● **TASK REQUIREMENTS**:
Using the material that follows, identify and copy each line with the string "خواجه".
- - - - -
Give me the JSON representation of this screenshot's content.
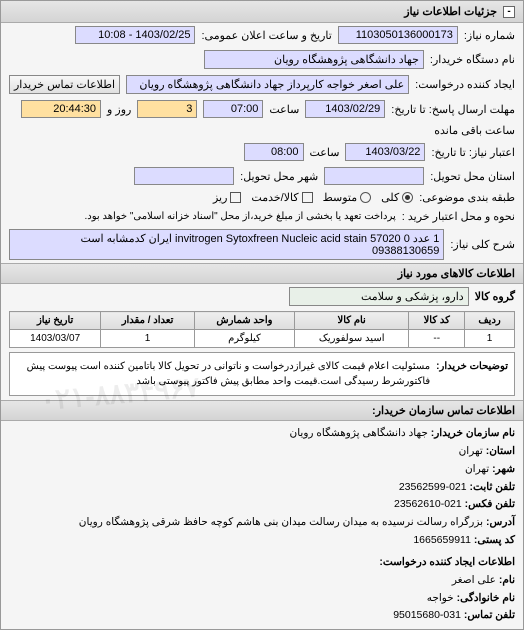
{
  "header": {
    "title": "جزئیات اطلاعات نیاز"
  },
  "top": {
    "request_no_label": "شماره نیاز:",
    "request_no": "1103050136000173",
    "announce_label": "تاریخ و ساعت اعلان عمومی:",
    "announce_value": "1403/02/25 - 10:08",
    "buyer_label": "نام دستگاه خریدار:",
    "buyer": "جهاد دانشگاهی پژوهشگاه رویان",
    "creator_label": "ایجاد کننده درخواست:",
    "creator": "علی اصغر خواجه کارپرداز جهاد دانشگاهی پژوهشگاه رویان",
    "contact_btn": "اطلاعات تماس خریدار",
    "deadline_reply_label": "مهلت ارسال پاسخ: تا تاریخ:",
    "deadline_reply_date": "1403/02/29",
    "time_label": "ساعت",
    "deadline_reply_time": "07:00",
    "remain_days": "3",
    "remain_days_label": "روز و",
    "remain_time": "20:44:30",
    "remain_suffix": "ساعت باقی مانده",
    "validity_label": "اعتبار نیاز: تا تاریخ:",
    "validity_date": "1403/03/22",
    "validity_time": "08:00",
    "province_label": "استان محل تحویل:",
    "city_label": "شهر محل تحویل:",
    "class_label": "طبقه بندی موضوعی:",
    "radio_all": "کلی",
    "radio_mid": "متوسط",
    "radio_partial": "کالا/خدمت",
    "radio_detail": "ریز",
    "purchase_note_label": "نحوه و محل اعتبار خرید :",
    "purchase_note": "پرداخت تعهد یا بخشی از مبلغ خرید،از محل \"اسناد خزانه اسلامی\" خواهد بود.",
    "desc_label": "شرح کلی نیاز:",
    "desc": "1 عدد 0 57020 invitrogen Sytoxfreen Nucleic acid stain ایران کدمشابه است 09388130659"
  },
  "goods": {
    "title": "اطلاعات کالاهای مورد نیاز",
    "group_label": "گروه کالا",
    "group_value": "دارو، پزشکی و سلامت",
    "table": {
      "cols": [
        "ردیف",
        "کد کالا",
        "نام کالا",
        "واحد شمارش",
        "تعداد / مقدار",
        "تاریخ نیاز"
      ],
      "rows": [
        [
          "1",
          "--",
          "اسید سولفوریک",
          "کیلوگرم",
          "1",
          "1403/03/07"
        ]
      ]
    }
  },
  "note": {
    "label": "توضیحات خریدار:",
    "text": "مسئولیت اعلام قیمت کالای غیرازدرخواست و ناتوانی در تحویل کالا باتامین کننده است پیوست پیش فاکتورشرط رسیدگی است.قیمت واحد مطابق پیش فاکتور پیوستی باشد"
  },
  "wm1": "۰۲۱-۸۸۳۴۹۶۷",
  "contact": {
    "title": "اطلاعات تماس سازمان خریدار:",
    "org_label": "نام سازمان خریدار:",
    "org": "جهاد دانشگاهی پژوهشگاه رویان",
    "prov_label": "استان:",
    "prov": "تهران",
    "city_label": "شهر:",
    "city": "تهران",
    "tel_label": "تلفن ثابت:",
    "tel": "021-23562599",
    "fax_label": "تلفن فکس:",
    "fax": "021-23562610",
    "addr_label": "آدرس:",
    "addr": "بزرگراه رسالت نرسیده به میدان رسالت میدان بنی هاشم کوچه حافظ شرقی پژوهشگاه رویان",
    "post_label": "کد پستی:",
    "post": "1665659911",
    "req_contact_title": "اطلاعات ایجاد کننده درخواست:",
    "name_label": "نام:",
    "name": "علی اصغر",
    "family_label": "نام خانوادگی:",
    "family": "خواجه",
    "ctel_label": "تلفن تماس:",
    "ctel": "031-95015680"
  }
}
- - - - -
● **RESPONSE TO THE TASK**:
    "creator": "علی اصغر خواجه کارپرداز جهاد دانشگاهی پژوهشگاه رویان",
    "family": "خواجه",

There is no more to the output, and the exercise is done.